_PROBLEM REQUIREMENTS_.
Sift the listing for lines that hold the string "screenshot" and pull them out.

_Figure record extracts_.
[start]

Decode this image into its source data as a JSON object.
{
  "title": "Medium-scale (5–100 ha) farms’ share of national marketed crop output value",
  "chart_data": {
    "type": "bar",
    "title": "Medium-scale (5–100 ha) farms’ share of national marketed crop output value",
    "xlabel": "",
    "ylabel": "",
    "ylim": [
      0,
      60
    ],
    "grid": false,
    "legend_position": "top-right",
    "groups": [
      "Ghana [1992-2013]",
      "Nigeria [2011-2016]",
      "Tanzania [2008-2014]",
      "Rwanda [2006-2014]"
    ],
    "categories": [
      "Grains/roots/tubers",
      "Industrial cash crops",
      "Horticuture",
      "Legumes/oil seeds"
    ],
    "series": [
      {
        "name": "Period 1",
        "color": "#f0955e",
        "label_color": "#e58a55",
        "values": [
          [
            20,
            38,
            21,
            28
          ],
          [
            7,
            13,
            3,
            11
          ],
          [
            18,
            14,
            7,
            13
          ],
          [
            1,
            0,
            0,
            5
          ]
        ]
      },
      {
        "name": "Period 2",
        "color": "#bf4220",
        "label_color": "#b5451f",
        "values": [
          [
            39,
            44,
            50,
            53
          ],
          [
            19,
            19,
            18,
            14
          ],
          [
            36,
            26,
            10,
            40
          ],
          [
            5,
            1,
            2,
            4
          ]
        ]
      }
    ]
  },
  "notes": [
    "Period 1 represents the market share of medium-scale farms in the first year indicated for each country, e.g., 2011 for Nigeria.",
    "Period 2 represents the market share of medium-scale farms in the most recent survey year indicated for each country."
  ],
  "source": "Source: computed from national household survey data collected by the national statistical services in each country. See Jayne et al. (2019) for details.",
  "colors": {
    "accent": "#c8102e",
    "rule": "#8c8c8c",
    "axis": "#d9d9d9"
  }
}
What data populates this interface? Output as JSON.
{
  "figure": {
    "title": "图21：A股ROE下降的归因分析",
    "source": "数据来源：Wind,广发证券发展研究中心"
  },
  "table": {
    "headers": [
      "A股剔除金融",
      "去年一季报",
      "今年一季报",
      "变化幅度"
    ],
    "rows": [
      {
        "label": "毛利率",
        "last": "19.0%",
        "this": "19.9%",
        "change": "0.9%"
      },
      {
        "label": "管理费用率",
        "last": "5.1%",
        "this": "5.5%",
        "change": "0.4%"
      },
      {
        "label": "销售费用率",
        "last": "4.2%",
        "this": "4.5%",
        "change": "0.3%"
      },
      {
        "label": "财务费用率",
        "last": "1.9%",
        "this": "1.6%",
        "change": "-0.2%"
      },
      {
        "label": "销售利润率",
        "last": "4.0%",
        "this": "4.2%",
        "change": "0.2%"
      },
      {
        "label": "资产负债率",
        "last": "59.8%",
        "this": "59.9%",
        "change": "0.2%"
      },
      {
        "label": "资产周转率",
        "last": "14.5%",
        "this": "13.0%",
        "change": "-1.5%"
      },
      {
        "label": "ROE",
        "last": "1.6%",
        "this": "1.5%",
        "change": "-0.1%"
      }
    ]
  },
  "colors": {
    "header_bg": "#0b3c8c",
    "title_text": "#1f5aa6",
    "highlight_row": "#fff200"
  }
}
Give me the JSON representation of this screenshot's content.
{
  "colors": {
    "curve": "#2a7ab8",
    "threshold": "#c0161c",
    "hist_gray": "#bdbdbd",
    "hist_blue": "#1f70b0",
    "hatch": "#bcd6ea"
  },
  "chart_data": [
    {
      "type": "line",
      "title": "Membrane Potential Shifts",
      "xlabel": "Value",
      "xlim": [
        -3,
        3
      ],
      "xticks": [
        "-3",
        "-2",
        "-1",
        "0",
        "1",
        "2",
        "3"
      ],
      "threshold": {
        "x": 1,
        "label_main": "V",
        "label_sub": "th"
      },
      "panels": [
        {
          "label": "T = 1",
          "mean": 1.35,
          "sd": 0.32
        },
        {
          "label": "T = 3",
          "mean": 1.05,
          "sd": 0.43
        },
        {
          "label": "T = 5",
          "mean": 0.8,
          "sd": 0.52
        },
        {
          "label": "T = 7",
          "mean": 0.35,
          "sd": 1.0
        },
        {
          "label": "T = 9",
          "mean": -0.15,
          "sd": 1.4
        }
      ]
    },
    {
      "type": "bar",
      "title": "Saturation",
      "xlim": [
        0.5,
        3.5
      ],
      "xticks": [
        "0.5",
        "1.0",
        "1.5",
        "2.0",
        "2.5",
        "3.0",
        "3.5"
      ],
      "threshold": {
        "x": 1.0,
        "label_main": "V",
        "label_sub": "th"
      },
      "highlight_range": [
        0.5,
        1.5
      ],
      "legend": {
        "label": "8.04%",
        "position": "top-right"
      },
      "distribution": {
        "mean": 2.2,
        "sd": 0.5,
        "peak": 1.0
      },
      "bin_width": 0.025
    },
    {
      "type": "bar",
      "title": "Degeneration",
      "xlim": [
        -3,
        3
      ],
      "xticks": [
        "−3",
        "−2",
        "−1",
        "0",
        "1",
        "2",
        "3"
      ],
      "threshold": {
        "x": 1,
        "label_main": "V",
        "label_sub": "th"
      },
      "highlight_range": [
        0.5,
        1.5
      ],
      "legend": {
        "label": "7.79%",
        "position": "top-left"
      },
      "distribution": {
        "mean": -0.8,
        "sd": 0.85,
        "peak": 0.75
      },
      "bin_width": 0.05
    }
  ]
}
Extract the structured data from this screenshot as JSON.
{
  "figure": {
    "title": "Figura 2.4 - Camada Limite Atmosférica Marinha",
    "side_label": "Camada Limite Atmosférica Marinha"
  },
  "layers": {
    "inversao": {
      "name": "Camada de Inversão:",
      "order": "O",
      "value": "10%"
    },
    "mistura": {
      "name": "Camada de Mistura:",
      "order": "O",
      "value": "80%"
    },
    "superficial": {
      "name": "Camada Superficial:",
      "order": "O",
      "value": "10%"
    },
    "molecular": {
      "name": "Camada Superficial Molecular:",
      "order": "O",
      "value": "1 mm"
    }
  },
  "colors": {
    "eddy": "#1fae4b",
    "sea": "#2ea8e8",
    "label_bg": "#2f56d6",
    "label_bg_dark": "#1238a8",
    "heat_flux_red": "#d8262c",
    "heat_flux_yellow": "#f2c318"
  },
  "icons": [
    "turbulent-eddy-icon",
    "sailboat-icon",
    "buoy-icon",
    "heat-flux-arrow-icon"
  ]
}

[end]

_EXERCISE ANSWER_.
Give me the JSON representation of this screenshot's content.
Extract the structured data from this screenshot as JSON.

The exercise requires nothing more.